▶ _WORK INSTRUCTIONS_
I would like every line of the records below that contains the word "JSON" copied.

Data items
== Segment start ==
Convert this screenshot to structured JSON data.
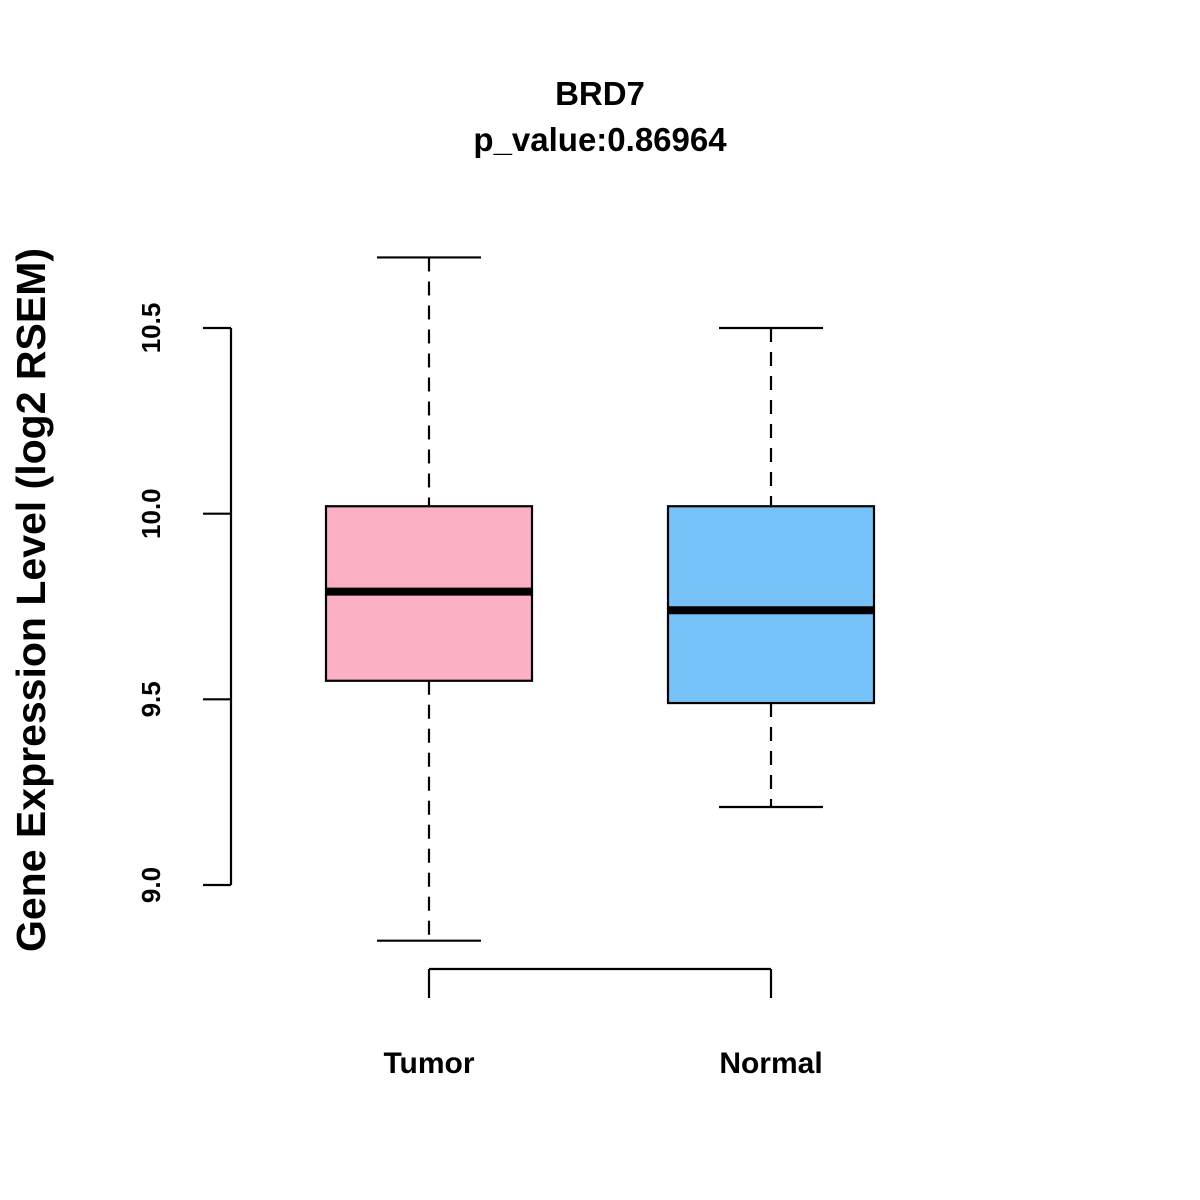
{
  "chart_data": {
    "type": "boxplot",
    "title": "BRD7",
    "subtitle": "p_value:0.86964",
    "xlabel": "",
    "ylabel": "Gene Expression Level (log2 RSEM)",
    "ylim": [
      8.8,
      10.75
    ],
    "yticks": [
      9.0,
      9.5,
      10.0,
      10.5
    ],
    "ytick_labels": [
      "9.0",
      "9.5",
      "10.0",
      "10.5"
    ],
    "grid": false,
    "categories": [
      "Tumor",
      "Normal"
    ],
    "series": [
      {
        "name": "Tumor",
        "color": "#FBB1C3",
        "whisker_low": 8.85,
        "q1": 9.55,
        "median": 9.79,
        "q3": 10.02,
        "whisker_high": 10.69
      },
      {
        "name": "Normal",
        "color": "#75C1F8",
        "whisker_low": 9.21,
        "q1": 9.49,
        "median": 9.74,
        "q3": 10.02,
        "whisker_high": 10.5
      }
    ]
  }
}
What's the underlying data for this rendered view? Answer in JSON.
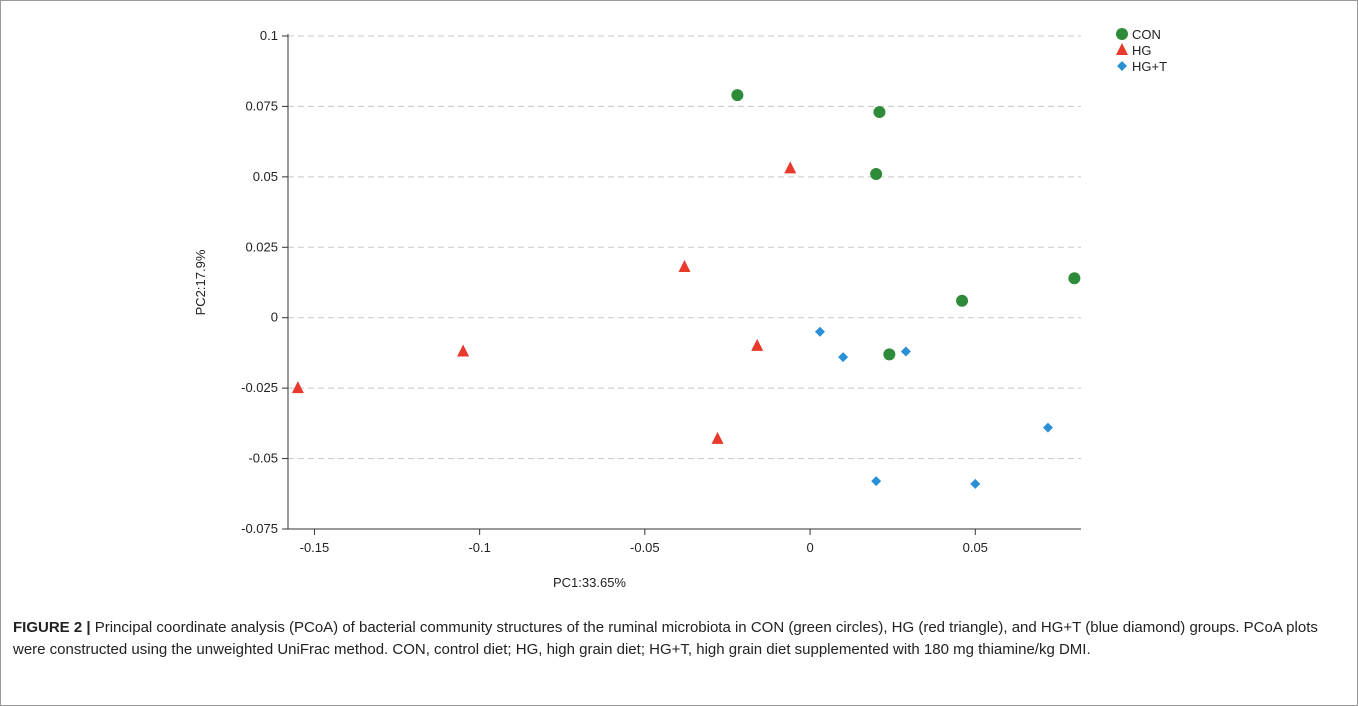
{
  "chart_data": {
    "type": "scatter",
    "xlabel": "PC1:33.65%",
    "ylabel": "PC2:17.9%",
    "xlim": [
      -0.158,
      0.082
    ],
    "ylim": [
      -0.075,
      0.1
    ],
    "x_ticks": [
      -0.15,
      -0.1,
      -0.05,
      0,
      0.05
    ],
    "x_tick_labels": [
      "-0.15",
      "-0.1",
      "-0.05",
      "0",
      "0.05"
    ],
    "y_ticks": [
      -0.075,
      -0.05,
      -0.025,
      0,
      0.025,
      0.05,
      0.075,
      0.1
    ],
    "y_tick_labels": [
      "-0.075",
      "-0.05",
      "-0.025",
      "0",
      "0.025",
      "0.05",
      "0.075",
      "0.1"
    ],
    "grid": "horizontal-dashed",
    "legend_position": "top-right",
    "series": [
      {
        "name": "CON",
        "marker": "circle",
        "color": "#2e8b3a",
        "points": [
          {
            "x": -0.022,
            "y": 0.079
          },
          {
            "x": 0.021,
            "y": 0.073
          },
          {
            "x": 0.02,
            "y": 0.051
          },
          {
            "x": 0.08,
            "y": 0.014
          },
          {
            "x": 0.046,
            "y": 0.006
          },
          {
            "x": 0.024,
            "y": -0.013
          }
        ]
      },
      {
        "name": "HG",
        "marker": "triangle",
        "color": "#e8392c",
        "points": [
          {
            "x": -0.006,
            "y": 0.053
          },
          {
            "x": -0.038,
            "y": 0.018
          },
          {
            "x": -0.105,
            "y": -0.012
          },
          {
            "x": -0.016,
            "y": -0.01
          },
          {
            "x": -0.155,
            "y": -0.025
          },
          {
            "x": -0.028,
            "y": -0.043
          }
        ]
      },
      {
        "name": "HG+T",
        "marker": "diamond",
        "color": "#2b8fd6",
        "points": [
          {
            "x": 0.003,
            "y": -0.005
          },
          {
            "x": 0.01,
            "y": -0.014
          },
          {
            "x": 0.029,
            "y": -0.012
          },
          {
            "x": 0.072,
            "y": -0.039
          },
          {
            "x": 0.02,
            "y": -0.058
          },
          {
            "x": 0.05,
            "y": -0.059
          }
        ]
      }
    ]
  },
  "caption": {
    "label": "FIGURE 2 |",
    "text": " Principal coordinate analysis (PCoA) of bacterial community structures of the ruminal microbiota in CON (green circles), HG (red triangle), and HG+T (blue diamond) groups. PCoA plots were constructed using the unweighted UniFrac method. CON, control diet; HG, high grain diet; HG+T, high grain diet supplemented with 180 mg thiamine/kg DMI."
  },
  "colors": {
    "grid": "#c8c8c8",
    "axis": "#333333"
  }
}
== Segment end ==
== Segment start ==
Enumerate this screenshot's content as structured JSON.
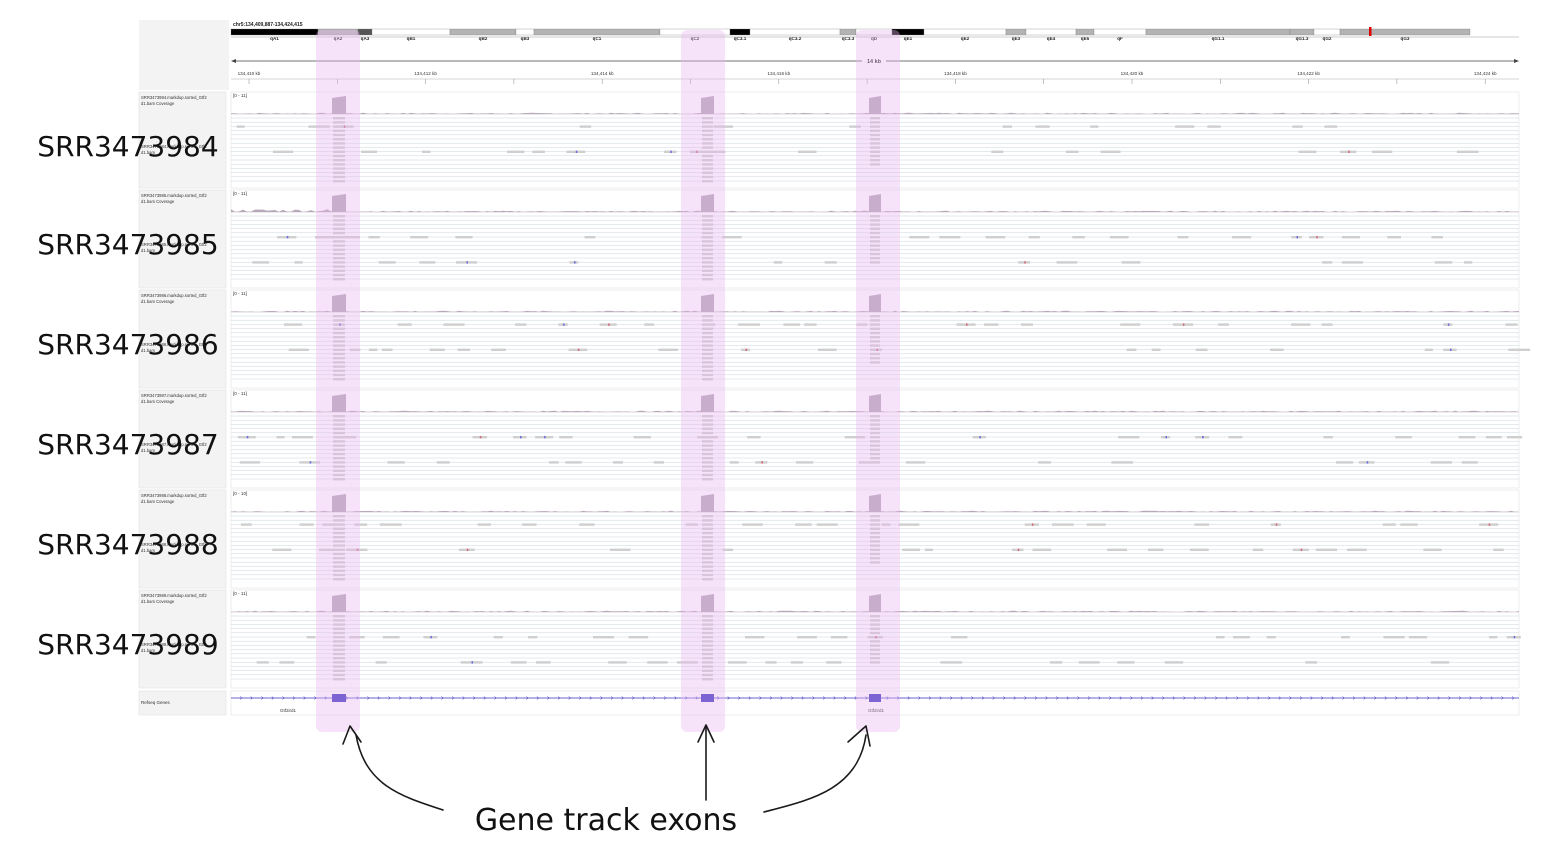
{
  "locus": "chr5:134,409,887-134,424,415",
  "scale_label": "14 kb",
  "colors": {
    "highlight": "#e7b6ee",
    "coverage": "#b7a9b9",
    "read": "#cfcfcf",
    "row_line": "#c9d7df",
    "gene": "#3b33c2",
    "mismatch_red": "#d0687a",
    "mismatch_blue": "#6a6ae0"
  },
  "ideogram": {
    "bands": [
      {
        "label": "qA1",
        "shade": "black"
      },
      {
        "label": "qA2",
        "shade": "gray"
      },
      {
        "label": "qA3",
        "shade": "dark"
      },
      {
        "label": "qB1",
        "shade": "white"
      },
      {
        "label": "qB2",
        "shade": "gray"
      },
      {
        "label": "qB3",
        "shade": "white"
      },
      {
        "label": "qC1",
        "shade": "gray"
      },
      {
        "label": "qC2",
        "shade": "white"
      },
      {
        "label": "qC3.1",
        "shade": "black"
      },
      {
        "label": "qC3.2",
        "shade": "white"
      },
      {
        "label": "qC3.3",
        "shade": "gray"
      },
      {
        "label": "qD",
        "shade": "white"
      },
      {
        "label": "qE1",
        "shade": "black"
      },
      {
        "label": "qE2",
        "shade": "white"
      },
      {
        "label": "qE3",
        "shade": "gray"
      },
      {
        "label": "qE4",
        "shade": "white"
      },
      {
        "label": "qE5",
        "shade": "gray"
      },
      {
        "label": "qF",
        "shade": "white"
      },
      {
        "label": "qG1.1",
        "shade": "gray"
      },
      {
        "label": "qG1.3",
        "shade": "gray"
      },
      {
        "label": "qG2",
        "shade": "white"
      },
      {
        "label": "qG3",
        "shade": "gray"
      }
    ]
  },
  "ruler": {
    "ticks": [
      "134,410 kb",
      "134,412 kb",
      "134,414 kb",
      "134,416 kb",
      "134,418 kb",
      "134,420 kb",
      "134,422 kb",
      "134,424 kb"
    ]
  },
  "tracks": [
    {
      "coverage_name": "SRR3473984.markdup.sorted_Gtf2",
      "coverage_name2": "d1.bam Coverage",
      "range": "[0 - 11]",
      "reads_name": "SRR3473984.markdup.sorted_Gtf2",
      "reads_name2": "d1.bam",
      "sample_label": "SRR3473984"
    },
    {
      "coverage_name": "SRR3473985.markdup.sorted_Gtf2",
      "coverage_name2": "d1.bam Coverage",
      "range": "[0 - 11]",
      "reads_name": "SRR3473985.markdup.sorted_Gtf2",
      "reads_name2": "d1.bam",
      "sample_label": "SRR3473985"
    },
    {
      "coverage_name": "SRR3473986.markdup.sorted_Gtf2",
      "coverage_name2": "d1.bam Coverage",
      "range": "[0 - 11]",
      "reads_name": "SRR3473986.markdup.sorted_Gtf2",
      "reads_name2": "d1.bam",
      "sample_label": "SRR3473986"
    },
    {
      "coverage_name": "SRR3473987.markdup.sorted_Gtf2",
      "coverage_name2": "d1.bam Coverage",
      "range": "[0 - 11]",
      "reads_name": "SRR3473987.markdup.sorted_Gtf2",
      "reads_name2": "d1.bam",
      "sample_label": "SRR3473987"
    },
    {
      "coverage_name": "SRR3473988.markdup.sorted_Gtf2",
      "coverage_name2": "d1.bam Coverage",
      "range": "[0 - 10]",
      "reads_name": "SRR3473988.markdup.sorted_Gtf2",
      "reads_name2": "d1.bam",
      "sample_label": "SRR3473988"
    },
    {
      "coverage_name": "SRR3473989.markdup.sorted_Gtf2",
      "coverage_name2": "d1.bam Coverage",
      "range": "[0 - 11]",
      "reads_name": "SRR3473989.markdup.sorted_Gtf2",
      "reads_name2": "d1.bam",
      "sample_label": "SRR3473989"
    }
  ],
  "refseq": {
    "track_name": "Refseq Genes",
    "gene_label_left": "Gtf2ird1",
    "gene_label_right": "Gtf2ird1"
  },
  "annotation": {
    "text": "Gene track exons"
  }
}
== Segment end ==
▶ _WRITTEN SOLUTION_
Convert this screenshot to structured JSON data.
What's the underlying data for this rendered view? Answer in JSON.
Enumerate this screenshot's content as structured JSON.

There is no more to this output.